What to produce: Please give the data below again in full, exactly as it stands.

Dataset rows describing interfaces:
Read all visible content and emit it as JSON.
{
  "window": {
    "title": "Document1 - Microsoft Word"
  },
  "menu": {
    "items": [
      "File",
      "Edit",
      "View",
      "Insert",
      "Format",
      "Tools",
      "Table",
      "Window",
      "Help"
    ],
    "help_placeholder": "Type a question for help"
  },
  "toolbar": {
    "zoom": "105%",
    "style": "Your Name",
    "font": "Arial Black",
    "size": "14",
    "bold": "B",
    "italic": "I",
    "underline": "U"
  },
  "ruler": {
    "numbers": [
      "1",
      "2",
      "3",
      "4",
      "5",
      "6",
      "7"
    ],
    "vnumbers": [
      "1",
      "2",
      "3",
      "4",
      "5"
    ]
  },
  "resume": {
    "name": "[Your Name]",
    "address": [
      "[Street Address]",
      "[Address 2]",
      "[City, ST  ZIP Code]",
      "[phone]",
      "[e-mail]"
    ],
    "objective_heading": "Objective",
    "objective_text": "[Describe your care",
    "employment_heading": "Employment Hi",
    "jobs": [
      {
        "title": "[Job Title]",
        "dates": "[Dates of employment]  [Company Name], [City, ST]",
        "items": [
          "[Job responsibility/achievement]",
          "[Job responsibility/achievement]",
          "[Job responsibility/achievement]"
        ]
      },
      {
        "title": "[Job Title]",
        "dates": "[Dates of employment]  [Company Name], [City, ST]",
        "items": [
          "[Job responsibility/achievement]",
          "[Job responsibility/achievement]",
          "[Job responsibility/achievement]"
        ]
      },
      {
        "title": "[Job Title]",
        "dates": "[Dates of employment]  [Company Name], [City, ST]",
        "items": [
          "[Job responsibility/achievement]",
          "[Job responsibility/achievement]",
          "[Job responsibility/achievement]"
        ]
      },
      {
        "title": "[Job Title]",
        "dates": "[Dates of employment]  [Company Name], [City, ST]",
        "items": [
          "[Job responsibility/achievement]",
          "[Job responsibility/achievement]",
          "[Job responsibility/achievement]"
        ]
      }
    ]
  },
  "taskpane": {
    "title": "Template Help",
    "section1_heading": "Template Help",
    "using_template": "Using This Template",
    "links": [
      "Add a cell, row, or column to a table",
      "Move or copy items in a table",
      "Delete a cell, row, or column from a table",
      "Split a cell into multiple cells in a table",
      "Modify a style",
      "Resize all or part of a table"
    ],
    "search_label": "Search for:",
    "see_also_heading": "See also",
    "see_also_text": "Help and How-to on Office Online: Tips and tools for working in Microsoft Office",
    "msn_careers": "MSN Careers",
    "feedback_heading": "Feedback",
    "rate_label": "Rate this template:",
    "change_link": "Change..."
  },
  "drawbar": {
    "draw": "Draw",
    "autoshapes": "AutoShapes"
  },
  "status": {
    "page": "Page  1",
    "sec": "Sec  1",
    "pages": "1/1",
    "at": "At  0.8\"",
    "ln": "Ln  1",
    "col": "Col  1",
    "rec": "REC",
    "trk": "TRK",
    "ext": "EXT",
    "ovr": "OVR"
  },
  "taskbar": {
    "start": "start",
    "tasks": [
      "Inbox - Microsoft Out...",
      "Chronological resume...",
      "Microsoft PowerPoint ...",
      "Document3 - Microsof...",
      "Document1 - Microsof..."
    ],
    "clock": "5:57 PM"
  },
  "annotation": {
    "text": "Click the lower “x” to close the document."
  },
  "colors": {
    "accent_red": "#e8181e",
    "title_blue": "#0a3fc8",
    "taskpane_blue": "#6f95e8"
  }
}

Worked solution:
Read all visible content and emit it as JSON.
{
  "window": {
    "title": "Document1 - Microsoft Word"
  },
  "menu": {
    "items": [
      "File",
      "Edit",
      "View",
      "Insert",
      "Format",
      "Tools",
      "Table",
      "Window",
      "Help"
    ],
    "help_placeholder": "Type a question for help"
  },
  "toolbar": {
    "zoom": "105%",
    "style": "Your Name",
    "font": "Arial Black",
    "size": "14",
    "bold": "B",
    "italic": "I",
    "underline": "U"
  },
  "ruler": {
    "numbers": [
      "1",
      "2",
      "3",
      "4",
      "5",
      "6",
      "7"
    ],
    "vnumbers": [
      "1",
      "2",
      "3",
      "4",
      "5"
    ]
  },
  "resume": {
    "name": "[Your Name]",
    "address": [
      "[Street Address]",
      "[Address 2]",
      "[City, ST  ZIP Code]",
      "[phone]",
      "[e-mail]"
    ],
    "objective_heading": "Objective",
    "objective_text": "[Describe your care",
    "employment_heading": "Employment Hi",
    "jobs": [
      {
        "title": "[Job Title]",
        "dates": "[Dates of employment]  [Company Name], [City, ST]",
        "items": [
          "[Job responsibility/achievement]",
          "[Job responsibility/achievement]",
          "[Job responsibility/achievement]"
        ]
      },
      {
        "title": "[Job Title]",
        "dates": "[Dates of employment]  [Company Name], [City, ST]",
        "items": [
          "[Job responsibility/achievement]",
          "[Job responsibility/achievement]",
          "[Job responsibility/achievement]"
        ]
      },
      {
        "title": "[Job Title]",
        "dates": "[Dates of employment]  [Company Name], [City, ST]",
        "items": [
          "[Job responsibility/achievement]",
          "[Job responsibility/achievement]",
          "[Job responsibility/achievement]"
        ]
      },
      {
        "title": "[Job Title]",
        "dates": "[Dates of employment]  [Company Name], [City, ST]",
        "items": [
          "[Job responsibility/achievement]",
          "[Job responsibility/achievement]",
          "[Job responsibility/achievement]"
        ]
      }
    ]
  },
  "taskpane": {
    "title": "Template Help",
    "section1_heading": "Template Help",
    "using_template": "Using This Template",
    "links": [
      "Add a cell, row, or column to a table",
      "Move or copy items in a table",
      "Delete a cell, row, or column from a table",
      "Split a cell into multiple cells in a table",
      "Modify a style",
      "Resize all or part of a table"
    ],
    "search_label": "Search for:",
    "see_also_heading": "See also",
    "see_also_text": "Help and How-to on Office Online: Tips and tools for working in Microsoft Office",
    "msn_careers": "MSN Careers",
    "feedback_heading": "Feedback",
    "rate_label": "Rate this template:",
    "change_link": "Change..."
  },
  "drawbar": {
    "draw": "Draw",
    "autoshapes": "AutoShapes"
  },
  "status": {
    "page": "Page  1",
    "sec": "Sec  1",
    "pages": "1/1",
    "at": "At  0.8\"",
    "ln": "Ln  1",
    "col": "Col  1",
    "rec": "REC",
    "trk": "TRK",
    "ext": "EXT",
    "ovr": "OVR"
  },
  "taskbar": {
    "start": "start",
    "tasks": [
      "Inbox - Microsoft Out...",
      "Chronological resume...",
      "Microsoft PowerPoint ...",
      "Document3 - Microsof...",
      "Document1 - Microsof..."
    ],
    "clock": "5:57 PM"
  },
  "annotation": {
    "text": "Click the lower “x” to close the document."
  },
  "colors": {
    "accent_red": "#e8181e",
    "title_blue": "#0a3fc8",
    "taskpane_blue": "#6f95e8"
  }
}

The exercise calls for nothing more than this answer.